§ **DIRECTIONS**
Rewrite the data from the line containing "List each element" through the line containing "series-line [437,266,442,298]", changing every "data-label" to "value-label" and leaving everything else as it is; give only those lines.

######

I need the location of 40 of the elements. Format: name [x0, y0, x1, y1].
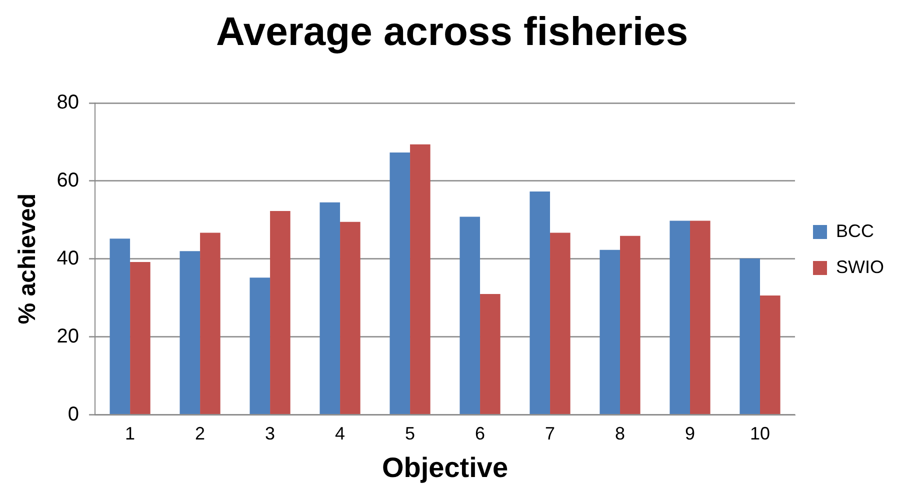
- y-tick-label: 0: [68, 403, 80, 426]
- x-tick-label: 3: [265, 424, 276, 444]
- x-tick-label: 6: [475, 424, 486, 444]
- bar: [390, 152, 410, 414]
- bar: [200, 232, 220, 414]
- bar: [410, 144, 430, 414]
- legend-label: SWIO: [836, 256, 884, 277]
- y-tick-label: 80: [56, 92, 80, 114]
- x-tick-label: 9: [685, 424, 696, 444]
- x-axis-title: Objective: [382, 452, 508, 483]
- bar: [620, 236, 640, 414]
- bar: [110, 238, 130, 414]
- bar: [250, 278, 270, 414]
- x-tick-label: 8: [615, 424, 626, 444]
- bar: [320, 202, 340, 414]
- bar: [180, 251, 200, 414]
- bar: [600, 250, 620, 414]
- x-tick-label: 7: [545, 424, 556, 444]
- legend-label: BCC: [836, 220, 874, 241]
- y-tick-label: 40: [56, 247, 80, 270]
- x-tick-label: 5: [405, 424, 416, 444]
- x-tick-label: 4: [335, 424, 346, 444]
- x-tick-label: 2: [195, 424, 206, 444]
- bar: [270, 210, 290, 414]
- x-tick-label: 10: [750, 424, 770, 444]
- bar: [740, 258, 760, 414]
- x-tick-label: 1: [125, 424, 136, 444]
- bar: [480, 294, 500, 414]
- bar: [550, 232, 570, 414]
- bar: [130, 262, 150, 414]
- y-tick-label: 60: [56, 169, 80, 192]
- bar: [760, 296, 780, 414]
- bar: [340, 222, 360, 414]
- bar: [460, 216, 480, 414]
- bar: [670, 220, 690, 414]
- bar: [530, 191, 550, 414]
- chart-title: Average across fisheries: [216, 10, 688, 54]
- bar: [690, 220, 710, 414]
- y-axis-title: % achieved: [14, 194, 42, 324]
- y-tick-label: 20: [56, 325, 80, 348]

######

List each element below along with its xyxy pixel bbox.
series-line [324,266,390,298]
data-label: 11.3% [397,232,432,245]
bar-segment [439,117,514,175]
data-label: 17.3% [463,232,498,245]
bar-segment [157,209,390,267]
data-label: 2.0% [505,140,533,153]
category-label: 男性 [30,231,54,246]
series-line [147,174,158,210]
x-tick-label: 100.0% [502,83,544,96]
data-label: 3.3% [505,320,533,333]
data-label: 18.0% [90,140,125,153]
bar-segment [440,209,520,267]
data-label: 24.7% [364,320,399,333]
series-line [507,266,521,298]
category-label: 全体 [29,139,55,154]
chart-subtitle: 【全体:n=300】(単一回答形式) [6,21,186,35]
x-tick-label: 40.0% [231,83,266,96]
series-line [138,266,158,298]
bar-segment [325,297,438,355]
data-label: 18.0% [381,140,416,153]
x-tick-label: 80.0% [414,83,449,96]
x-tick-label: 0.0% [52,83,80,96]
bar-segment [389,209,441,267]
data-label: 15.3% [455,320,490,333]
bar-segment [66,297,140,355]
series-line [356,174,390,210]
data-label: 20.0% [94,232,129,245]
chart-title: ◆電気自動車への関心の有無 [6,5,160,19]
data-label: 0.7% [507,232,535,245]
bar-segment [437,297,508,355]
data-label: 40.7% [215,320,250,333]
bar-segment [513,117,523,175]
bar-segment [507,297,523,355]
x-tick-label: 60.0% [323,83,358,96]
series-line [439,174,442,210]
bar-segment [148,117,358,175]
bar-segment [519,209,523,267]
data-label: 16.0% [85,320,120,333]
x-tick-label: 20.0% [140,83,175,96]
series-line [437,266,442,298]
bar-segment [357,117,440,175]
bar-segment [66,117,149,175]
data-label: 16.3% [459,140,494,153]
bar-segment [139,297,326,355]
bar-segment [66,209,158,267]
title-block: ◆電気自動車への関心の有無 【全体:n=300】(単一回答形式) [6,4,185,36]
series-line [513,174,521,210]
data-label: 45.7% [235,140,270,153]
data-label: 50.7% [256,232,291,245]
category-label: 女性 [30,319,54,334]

######

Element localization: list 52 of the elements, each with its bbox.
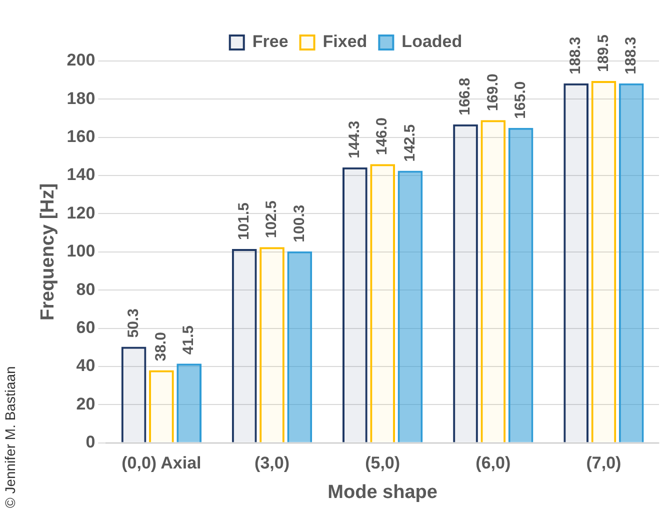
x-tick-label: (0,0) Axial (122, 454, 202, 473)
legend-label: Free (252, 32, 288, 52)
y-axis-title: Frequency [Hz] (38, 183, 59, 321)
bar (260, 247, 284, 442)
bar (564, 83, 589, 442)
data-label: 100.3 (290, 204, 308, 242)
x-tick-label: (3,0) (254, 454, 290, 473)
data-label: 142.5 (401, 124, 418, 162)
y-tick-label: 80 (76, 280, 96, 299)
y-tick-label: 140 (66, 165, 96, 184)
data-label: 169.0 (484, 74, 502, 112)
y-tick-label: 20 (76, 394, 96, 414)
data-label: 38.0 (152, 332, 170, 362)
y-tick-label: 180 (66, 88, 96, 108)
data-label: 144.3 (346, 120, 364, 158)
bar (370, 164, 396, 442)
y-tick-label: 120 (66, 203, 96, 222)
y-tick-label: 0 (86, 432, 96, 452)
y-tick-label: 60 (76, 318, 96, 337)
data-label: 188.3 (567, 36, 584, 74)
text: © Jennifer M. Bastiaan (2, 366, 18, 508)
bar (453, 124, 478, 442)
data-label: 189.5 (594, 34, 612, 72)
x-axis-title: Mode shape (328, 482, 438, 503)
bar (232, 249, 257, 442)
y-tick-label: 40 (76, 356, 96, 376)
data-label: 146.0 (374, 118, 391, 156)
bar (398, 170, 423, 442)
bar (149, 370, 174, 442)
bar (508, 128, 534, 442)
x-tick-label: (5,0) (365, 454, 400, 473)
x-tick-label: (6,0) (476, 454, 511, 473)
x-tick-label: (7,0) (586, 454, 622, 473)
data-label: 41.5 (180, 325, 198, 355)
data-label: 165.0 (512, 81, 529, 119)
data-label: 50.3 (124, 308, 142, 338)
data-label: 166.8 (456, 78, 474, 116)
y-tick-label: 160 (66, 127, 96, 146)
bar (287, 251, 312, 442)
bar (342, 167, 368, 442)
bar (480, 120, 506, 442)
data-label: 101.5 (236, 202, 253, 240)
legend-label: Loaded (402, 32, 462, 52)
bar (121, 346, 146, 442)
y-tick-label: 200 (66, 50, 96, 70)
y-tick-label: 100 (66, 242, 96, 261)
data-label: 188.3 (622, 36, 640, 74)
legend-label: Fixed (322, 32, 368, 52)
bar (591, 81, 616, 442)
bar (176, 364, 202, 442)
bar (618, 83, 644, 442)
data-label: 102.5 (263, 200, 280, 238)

######

§ **EXERCISE RESULT**
List each element below along with its xyxy pixel bbox.
series-line [324,266,390,298]
value-label: 11.3% [397,232,432,245]
bar-segment [439,117,514,175]
value-label: 17.3% [463,232,498,245]
bar-segment [157,209,390,267]
value-label: 2.0% [505,140,533,153]
category-label: 男性 [30,231,54,246]
series-line [147,174,158,210]
x-tick-label: 100.0% [502,83,544,96]
value-label: 3.3% [505,320,533,333]
value-label: 18.0% [90,140,125,153]
bar-segment [440,209,520,267]
value-label: 24.7% [364,320,399,333]
series-line [507,266,521,298]
category-label: 全体 [29,139,55,154]
chart-subtitle: 【全体:n=300】(単一回答形式) [6,21,186,35]
x-tick-label: 40.0% [231,83,266,96]
series-line [138,266,158,298]
bar-segment [325,297,438,355]
value-label: 18.0% [381,140,416,153]
x-tick-label: 80.0% [414,83,449,96]
x-tick-label: 0.0% [52,83,80,96]
bar-segment [389,209,441,267]
value-label: 15.3% [455,320,490,333]
bar-segment [66,297,140,355]
series-line [356,174,390,210]
value-label: 20.0% [94,232,129,245]
chart-title: ◆電気自動車への関心の有無 [6,5,160,19]
value-label: 0.7% [507,232,535,245]
bar-segment [437,297,508,355]
value-label: 40.7% [215,320,250,333]
bar-segment [513,117,523,175]
bar-segment [507,297,523,355]
x-tick-label: 60.0% [323,83,358,96]
series-line [439,174,442,210]
bar-segment [148,117,358,175]
bar-segment [519,209,523,267]
value-label: 16.0% [85,320,120,333]
x-tick-label: 20.0% [140,83,175,96]
series-line [437,266,442,298]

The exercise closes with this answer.